What to work on = From the entries below, copy every line holding the word "Thurgau".

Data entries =
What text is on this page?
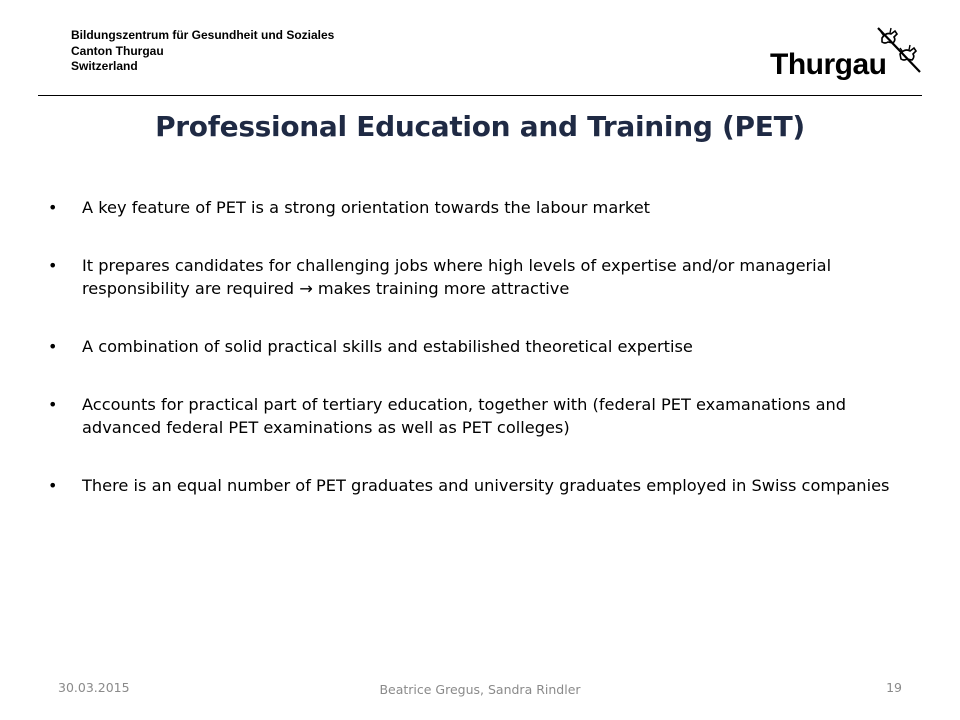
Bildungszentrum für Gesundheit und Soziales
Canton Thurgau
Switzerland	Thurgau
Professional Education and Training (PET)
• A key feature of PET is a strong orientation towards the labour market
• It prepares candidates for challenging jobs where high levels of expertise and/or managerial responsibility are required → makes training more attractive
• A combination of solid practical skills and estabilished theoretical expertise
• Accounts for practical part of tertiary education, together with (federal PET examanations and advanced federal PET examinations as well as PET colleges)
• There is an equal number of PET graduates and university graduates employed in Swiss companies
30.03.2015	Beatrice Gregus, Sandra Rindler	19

In response =
Canton Thurgau
Switzerland	Thurgau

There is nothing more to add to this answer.